▶ **Stated problem**
Find and copy each line of the records where the string "comparison" shows up.

▶ **Provided records**
_____

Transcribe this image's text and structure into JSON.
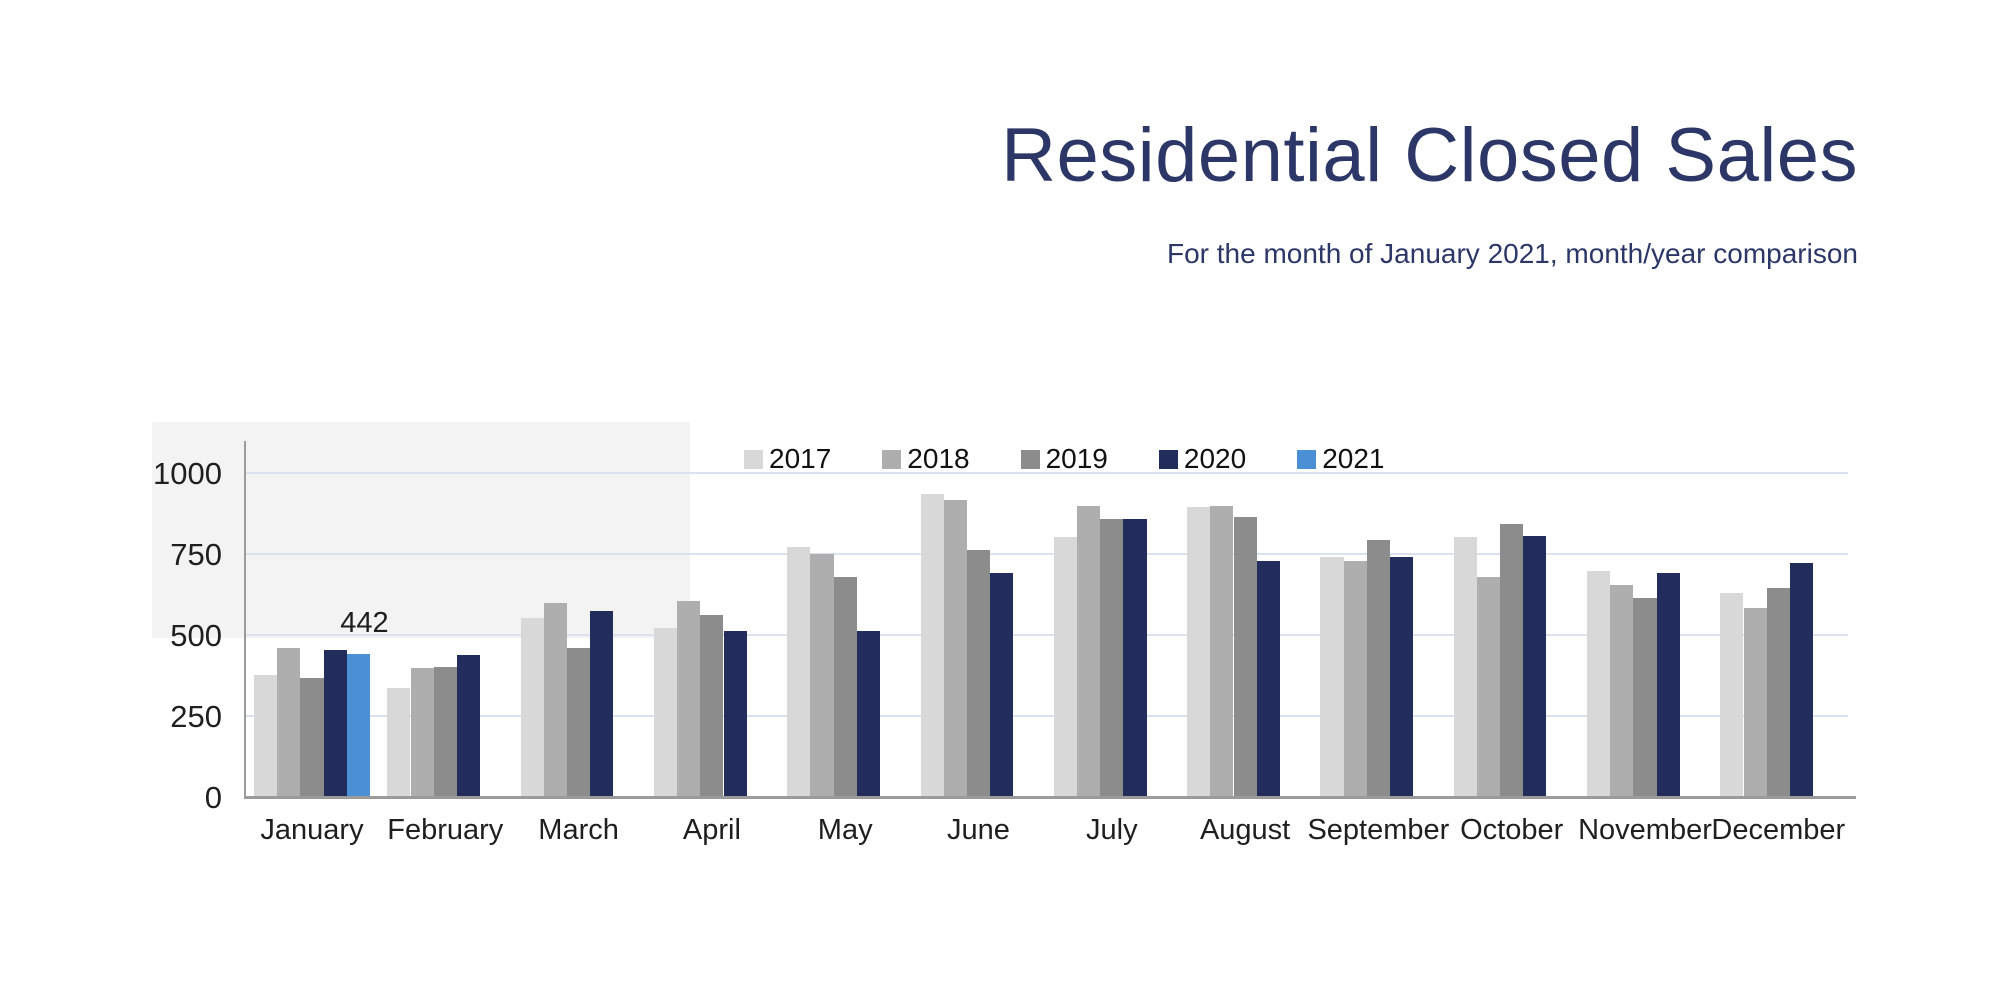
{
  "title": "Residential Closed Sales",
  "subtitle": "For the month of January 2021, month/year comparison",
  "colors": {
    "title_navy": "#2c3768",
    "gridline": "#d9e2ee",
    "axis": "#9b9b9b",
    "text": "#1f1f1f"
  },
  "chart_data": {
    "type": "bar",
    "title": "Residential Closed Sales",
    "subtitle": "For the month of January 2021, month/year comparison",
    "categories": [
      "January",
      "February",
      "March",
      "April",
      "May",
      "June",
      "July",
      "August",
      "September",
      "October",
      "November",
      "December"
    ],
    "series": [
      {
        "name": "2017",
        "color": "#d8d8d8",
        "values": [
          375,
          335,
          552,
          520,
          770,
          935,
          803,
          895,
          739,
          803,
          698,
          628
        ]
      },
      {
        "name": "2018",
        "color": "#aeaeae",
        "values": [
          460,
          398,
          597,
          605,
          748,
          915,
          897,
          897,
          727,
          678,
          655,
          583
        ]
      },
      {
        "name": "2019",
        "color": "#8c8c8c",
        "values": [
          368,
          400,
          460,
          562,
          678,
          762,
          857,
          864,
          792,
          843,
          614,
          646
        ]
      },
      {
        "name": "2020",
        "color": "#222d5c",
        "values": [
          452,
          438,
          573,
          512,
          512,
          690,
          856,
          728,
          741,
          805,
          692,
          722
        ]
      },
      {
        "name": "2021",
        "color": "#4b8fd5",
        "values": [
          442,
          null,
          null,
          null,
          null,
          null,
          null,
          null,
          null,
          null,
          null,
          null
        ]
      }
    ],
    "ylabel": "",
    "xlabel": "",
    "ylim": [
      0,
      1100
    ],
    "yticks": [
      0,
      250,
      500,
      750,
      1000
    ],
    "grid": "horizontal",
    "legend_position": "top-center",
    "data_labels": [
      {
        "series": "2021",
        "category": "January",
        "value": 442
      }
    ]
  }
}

_____

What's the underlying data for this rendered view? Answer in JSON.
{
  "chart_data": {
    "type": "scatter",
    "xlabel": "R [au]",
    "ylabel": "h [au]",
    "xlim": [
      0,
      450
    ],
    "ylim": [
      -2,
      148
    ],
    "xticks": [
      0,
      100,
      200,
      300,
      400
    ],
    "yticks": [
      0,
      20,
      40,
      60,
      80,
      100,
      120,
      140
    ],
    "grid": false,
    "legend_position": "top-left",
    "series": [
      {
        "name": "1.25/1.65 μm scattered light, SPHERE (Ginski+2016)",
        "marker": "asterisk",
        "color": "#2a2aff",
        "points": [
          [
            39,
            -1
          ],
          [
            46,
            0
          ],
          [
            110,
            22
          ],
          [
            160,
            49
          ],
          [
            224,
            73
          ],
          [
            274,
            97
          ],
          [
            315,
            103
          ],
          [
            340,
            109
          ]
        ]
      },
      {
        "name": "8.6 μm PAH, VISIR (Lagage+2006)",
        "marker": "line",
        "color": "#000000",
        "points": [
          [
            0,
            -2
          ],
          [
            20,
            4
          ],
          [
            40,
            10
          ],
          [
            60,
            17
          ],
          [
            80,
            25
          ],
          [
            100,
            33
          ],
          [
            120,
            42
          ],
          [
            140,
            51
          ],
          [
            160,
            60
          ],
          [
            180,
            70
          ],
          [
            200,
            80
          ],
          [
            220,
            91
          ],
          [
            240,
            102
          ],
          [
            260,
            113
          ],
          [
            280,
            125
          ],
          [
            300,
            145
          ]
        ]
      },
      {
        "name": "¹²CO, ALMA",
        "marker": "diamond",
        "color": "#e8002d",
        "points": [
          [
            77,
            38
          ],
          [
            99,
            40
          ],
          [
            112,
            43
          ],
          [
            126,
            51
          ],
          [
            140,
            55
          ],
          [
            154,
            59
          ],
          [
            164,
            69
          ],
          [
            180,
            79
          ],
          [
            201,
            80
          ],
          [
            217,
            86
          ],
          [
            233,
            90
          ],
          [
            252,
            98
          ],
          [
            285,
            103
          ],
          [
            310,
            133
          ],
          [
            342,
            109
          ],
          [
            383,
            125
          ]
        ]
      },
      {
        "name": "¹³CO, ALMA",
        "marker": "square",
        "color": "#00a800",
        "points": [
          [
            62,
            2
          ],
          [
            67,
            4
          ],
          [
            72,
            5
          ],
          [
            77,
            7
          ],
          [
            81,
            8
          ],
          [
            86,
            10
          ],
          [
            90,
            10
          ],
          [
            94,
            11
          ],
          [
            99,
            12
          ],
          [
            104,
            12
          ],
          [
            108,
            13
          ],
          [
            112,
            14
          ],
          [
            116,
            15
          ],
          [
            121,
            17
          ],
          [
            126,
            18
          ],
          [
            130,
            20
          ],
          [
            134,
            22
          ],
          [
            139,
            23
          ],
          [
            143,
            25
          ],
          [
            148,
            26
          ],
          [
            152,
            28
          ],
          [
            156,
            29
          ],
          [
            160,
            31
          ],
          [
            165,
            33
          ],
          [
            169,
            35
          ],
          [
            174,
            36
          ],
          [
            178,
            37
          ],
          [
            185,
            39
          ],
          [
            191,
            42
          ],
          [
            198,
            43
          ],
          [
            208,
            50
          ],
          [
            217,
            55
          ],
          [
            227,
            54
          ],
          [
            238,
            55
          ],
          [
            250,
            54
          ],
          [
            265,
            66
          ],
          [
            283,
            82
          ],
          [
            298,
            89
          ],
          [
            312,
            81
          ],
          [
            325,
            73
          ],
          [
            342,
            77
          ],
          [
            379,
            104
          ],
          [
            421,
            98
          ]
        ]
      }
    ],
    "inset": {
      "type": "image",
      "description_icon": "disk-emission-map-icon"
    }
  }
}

_____

▶ **Task response**
  "subtitle": "For the month of January 2021, month/year comparison",
    "subtitle": "For the month of January 2021, month/year comparison",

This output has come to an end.